Wie hoch sind laut dem Text über das Schulprojekt auf dem Segelschiff die Kosten, die die Familien der Schüler selbst tragen müssen?

**Textabschnitt:**

- - - - - - -

Lehrer werden zu Freunden

190 Tage und 12.000 Seemeilen auf engstem Raum - das erfordert gute Nerven, Teamfähigkeit, Kompromissbereitschaft und jede Menge Selbstdisziplin. "Manchmal ist man genervt vom ständigen Zusammensein in der Gruppe", gibt Zoe Gschossmann zu. "Aber wir reden hier über alles, statt uns beleidigt zurückzuziehen." Die anderen Jugendlichen sind für die 15-jährige Schülerin mittlerweile zu guten Freunden geworden. "Auch unser Umgang mit den Lehrern ist eher freundschaftlich."

Silas ölt unter Deck die Maschinen des Schiffs "Thor Heyerdahl" (Foto: KUS-Projekt)
Silas muss unter Deck die Maschinen ölenBild: KUS-Projekt

Für die Reise auf dem Segelschiff werden die Jugendlichen vom Unterricht an ihren Schulen befreit. Das Uni-Projekt, das wissenschaftlich vom Erlanger Institut für Pädagogik begleitet wird, erprobt neue Lern- und Unterrichtsformen an Bord und wertet sie aus. Es ist einem Schulbesuch im Ausland gleichgestellt, allerdings in der Regel deutlich teurer. Für die Kosten von 2700 Euro pro Monat müssen die Familien der Schüler alleine aufkommen. Dennoch sei KUS nicht nur etwas für die "Besserverdienenden", betont Projektleiterin Ruth Merk. Für jeden Törn werden Stipendien vergeben. Silas etwa hat ein Teilstipendium bekommen. "Und ich habe in einem Biergarten gearbeitet, um mir das Geld für die Fahrt zu verdienen."

Das Segelschiff als Spiegelbild der Gesellschaft

An Bord erhalten die Jugendlichen Unterricht in insgesamt zehn Fächern. Neben Biologie, Englisch oder Mathematik stehen auch astronomische Navigation, die Windsysteme und in Physik die Segeleigenschaften auf dem Programm. "Wir verstehen das Segelschiff als ein Spiegelbild der Gesellschaft im Kleinen", sagt Projektleiterin Ruth Merk. "Lebens-, Arbeits- und Lernraum fallen zusammen, und das ist natürlich eine besondere pädagogische Herausforderung." Ähnliche Initiativen gibt es laut Merk auch in Kanada, Schweden und den Niederlanden.

- - - - - - -

(Einträge des Datensatzes)
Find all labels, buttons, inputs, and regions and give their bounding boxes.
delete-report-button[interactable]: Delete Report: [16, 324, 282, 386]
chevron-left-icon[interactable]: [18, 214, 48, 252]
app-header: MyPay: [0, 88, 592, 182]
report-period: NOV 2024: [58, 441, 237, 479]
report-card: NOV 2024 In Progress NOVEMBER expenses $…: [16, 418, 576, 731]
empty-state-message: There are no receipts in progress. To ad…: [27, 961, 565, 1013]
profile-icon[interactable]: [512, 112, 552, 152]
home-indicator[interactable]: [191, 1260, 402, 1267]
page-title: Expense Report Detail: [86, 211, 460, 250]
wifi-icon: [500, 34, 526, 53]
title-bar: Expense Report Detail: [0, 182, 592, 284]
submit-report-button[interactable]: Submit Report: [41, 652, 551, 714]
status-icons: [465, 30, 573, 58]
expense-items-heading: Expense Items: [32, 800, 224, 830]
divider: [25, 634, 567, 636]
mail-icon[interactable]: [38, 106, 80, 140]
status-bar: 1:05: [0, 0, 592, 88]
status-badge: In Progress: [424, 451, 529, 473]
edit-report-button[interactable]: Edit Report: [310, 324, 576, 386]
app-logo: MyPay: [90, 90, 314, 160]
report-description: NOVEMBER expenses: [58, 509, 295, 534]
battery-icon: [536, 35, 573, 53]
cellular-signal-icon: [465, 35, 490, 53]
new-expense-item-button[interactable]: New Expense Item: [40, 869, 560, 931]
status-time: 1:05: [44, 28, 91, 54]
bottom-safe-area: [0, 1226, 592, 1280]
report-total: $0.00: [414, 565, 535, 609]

- - - - - - -

**Ergebnis:**
2700 Euro pro Monat.